The cults which are organized around faith and mental healing at once challenge and in a measure indict modern medical science. In many directions all these movements are reactions against an excessive materialism; they affirm the power of personality as against its environment, testify that the central problems of life may be approached from the spiritual as well as from the physical and material side. It would not for a moment be fair to say that modern Medicine is ignoring this. There has probably always been a considerable element of mental healing in any wise medical practice. But on the whole, the marvellous successes and advances in Medical Science within the last thirty years and the very great success which has attended the definition of all diseases in terms of physical disarrangement has led physicians generally unduly to underestimate or ignore the undoubted power of faith and mind over bodily states.

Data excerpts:
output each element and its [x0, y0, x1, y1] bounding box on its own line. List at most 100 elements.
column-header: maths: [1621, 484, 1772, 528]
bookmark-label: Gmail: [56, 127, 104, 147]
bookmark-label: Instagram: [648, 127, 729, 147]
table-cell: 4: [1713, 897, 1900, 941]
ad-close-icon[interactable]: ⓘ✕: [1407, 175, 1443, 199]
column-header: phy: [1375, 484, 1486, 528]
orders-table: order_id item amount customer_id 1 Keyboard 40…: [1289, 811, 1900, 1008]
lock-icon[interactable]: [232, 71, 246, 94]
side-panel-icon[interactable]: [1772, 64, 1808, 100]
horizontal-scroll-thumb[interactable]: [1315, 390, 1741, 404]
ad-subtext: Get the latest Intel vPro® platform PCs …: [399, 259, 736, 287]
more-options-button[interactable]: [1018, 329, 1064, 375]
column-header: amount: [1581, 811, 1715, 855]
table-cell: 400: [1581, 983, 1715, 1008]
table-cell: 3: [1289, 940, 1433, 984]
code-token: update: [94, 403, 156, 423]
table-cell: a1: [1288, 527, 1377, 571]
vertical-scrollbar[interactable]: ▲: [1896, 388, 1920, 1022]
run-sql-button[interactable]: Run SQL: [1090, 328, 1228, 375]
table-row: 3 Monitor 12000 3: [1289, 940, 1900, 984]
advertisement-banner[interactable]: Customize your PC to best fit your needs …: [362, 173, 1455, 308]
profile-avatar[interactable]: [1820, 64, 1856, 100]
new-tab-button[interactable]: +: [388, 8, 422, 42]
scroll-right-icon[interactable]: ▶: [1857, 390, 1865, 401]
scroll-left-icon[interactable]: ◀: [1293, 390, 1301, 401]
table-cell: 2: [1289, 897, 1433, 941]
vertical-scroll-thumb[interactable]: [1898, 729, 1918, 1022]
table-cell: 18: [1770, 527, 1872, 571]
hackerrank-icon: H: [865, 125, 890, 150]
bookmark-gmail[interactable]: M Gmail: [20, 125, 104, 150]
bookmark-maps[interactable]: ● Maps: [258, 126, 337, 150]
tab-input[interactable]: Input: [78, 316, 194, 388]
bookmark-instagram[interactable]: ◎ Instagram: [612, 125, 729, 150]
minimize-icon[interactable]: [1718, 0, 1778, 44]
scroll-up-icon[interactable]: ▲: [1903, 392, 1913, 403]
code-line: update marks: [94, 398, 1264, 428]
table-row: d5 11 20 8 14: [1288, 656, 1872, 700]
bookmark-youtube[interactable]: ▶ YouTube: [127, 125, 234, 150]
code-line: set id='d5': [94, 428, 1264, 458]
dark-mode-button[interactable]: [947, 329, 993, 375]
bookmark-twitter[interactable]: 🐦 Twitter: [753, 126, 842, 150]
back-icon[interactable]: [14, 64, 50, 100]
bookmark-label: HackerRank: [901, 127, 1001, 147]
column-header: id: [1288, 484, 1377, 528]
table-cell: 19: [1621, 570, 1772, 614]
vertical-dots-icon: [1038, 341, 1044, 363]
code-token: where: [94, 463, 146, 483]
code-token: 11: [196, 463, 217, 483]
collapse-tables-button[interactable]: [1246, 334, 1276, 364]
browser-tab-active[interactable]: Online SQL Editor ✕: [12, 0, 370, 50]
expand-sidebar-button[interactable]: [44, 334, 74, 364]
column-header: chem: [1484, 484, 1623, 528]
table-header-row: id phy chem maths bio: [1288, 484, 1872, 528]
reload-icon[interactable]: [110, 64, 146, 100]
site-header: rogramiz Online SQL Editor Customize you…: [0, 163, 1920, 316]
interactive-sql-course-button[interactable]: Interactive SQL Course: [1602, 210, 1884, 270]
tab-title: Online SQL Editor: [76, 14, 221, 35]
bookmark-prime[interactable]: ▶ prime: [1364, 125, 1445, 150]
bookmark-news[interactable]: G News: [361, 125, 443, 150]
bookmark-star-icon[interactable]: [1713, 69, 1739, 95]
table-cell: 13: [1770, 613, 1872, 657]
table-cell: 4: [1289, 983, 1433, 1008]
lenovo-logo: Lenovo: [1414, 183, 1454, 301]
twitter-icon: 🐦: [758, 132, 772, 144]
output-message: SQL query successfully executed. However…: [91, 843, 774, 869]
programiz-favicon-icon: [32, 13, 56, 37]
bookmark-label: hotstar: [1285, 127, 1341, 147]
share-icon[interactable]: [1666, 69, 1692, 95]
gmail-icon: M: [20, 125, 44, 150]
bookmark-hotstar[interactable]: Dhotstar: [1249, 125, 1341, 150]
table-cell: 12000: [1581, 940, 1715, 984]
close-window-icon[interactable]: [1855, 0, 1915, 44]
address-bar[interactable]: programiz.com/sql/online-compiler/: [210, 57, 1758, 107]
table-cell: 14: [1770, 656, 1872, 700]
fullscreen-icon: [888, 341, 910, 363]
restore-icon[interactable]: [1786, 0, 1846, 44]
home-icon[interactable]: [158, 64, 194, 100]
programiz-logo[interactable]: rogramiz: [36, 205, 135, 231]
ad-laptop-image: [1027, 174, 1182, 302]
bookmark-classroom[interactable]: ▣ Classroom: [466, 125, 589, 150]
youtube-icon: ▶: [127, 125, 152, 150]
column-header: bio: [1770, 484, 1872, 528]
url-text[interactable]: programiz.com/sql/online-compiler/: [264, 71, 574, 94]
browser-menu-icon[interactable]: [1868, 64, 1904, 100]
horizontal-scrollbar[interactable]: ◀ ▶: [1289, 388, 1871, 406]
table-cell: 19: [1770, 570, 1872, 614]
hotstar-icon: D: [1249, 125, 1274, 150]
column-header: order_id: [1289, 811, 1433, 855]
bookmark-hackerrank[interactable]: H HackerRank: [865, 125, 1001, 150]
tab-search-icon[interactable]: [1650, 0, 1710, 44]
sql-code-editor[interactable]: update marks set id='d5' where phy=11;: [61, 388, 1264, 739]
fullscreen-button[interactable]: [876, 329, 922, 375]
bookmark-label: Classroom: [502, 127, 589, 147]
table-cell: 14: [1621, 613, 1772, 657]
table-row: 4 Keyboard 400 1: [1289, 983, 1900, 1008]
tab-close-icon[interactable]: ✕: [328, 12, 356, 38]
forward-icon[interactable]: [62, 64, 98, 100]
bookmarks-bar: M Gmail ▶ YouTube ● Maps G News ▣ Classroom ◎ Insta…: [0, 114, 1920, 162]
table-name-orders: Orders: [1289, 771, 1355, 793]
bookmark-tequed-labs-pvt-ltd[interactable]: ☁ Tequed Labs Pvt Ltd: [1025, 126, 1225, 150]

What you will do.
1: Answer these from the passage on faith and mental healing:
(a) What does the passage say all these movements are reactions against?
(b) What do the movements affirm the power of, and as against what?
(c) Within what span of time does the passage place the marvellous successes and advances in Medical Science?
2: Carry the passage on faith and mental healing forward, beginning after its final sentence.

Written answers.
1:
(a) An excessive materialism.
(b) The power of personality, as against its environment.
(c) Within the last thirty years.

2:
Even as a matter of scientific investigation medicine as a whole has not taken this line of approach seriously enough. The Society for Psychical Research has something to teach the medical faculties just here. That Society, as we have seen, set out in the most rigorous and scientific way possible to find out first of all just what actual facts lay behind the confused phenomena of Spiritualism. They have given a long generation to just that. As they have finally isolated certain facts they have, with a good deal of caution, undertaken to frame hypotheses to account for them and so, with the aid of the students of abnormal personality, they are gradually bringing a measure of order into the whole region. Medical Science on the whole has not done this in the region of faith and mental healing. We are, therefore, far too uncertain of our facts. A good deal of this is open to correction. If a Society for Psycho-Therapeutic Research should be organized, which would follow up every report of healings with an accurate care, beginning with the diagnosis and ending with the actual physical state of the patient as far as it could be ascertained by the tests at their disposal, they could greatly clarify the popular mind, prevent a vast deal of needless suffering, save the sick from frustrated hope and secure for their own profession a distinct reinforcement and an increased usefulness.